>>>>>
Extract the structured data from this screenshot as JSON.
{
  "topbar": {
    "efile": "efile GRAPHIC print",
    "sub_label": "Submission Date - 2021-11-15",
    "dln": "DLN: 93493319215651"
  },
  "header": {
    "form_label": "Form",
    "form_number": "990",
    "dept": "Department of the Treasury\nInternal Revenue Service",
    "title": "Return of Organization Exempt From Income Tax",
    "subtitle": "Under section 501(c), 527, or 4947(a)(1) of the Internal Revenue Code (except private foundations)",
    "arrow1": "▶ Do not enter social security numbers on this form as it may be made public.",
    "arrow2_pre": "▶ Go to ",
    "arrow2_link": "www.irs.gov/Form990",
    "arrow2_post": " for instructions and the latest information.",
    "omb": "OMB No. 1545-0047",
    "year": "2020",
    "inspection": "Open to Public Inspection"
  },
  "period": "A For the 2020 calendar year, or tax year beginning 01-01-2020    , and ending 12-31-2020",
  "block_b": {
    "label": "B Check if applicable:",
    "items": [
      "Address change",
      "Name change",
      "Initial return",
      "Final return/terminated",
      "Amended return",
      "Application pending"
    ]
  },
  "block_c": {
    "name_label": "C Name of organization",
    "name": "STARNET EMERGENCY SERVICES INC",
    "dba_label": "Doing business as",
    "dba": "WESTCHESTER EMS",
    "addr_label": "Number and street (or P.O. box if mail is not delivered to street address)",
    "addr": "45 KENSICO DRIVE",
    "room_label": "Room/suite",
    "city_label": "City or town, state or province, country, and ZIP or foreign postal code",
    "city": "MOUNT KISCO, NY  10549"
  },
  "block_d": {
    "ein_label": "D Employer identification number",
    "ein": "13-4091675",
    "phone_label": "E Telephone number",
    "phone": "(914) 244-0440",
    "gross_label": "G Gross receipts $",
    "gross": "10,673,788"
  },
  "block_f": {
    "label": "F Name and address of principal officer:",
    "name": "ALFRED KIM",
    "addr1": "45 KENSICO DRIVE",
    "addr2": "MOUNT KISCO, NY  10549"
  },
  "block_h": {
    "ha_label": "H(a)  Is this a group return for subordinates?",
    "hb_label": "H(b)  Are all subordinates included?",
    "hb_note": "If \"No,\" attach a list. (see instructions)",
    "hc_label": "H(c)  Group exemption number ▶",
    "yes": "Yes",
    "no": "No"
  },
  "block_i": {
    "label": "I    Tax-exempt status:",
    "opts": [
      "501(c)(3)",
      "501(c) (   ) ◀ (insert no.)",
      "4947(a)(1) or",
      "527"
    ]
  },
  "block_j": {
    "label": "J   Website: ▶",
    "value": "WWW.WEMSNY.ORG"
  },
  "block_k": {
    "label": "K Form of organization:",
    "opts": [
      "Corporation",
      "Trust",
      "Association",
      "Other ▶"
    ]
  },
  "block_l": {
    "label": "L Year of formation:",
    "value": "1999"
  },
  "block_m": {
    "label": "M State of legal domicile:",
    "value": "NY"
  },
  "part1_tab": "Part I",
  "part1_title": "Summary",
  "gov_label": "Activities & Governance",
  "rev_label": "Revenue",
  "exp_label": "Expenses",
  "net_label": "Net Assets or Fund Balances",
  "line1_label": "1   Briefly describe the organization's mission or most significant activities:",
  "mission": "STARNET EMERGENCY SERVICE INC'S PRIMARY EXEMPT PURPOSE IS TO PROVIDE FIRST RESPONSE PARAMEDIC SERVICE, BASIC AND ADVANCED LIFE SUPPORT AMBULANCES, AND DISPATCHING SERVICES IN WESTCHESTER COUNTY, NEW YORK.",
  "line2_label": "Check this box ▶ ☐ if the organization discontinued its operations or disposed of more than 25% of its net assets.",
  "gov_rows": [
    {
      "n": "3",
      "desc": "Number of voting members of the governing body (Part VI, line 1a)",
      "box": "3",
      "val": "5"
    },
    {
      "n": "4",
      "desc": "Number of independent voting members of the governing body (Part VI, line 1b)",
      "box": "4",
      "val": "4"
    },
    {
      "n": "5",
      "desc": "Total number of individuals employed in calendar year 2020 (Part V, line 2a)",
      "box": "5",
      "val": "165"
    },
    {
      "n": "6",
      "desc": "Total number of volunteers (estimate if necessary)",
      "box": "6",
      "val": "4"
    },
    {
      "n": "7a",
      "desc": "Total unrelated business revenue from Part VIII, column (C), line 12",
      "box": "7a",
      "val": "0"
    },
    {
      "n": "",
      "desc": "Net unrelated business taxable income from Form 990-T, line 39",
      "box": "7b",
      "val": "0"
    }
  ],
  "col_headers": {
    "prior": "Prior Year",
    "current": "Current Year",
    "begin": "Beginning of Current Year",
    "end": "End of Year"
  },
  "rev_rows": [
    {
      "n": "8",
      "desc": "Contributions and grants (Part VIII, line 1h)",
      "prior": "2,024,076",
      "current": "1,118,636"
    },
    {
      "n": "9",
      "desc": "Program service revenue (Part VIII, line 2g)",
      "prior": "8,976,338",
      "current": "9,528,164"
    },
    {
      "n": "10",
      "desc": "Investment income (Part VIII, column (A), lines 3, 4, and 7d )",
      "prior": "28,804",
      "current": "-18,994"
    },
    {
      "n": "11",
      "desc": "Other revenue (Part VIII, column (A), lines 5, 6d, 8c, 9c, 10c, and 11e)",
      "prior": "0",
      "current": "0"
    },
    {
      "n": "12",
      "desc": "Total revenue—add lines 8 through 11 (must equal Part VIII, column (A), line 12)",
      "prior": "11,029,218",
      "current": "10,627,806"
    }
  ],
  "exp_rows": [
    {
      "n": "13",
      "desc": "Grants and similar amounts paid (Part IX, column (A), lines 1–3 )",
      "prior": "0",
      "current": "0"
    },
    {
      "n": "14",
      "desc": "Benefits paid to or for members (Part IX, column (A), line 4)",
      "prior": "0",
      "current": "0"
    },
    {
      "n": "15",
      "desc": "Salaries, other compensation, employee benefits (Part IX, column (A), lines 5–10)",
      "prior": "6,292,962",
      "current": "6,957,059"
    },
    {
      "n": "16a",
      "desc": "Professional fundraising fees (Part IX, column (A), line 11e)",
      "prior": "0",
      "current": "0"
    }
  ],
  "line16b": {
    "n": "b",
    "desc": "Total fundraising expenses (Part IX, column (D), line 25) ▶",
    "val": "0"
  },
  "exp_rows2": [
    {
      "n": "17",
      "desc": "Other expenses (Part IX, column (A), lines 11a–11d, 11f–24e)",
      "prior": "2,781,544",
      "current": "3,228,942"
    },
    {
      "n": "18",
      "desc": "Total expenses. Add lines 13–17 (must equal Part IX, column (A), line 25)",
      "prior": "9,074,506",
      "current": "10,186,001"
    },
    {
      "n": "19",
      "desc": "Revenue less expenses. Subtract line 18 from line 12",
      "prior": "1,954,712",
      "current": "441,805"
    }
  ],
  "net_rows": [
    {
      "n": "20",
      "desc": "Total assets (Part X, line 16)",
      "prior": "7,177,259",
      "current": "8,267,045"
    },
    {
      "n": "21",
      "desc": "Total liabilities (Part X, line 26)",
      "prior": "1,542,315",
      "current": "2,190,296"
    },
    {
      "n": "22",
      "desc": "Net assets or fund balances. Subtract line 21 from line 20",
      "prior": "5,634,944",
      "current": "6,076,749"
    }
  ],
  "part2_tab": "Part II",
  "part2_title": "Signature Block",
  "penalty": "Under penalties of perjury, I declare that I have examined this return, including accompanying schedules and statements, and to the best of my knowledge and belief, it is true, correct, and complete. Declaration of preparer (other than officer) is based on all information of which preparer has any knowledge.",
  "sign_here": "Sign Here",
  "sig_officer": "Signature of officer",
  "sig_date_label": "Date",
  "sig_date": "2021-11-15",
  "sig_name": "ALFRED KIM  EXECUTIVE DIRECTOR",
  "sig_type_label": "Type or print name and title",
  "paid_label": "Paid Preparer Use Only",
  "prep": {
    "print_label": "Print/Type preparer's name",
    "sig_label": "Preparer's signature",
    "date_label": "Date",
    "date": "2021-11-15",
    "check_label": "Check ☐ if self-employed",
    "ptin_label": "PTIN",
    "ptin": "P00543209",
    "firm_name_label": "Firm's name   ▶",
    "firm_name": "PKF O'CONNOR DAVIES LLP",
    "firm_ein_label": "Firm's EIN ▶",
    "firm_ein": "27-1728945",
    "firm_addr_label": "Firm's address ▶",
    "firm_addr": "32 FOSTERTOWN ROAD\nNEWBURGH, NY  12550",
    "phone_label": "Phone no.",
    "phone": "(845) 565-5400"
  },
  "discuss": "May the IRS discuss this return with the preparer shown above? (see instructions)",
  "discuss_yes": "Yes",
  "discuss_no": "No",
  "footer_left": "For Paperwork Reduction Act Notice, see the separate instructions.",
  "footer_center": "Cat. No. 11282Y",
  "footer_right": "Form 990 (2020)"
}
<<<<<
- _Exercise brief_
Only lines holding the string "Under" are wanted; gather each one from the entries above.

- _Solved problem_
    "subtitle": "Under section 501(c), 527, or 4947(a)(1) of the Internal Revenue Code (except private foundations)",
  "penalty": "Under penalties of perjury, I declare that I have examined this return, including accompanying schedules and statements, and to the best of my knowledge and belief, it is true, correct, and complete. Declaration of preparer (other than officer) is based on all information of which preparer has any knowledge.",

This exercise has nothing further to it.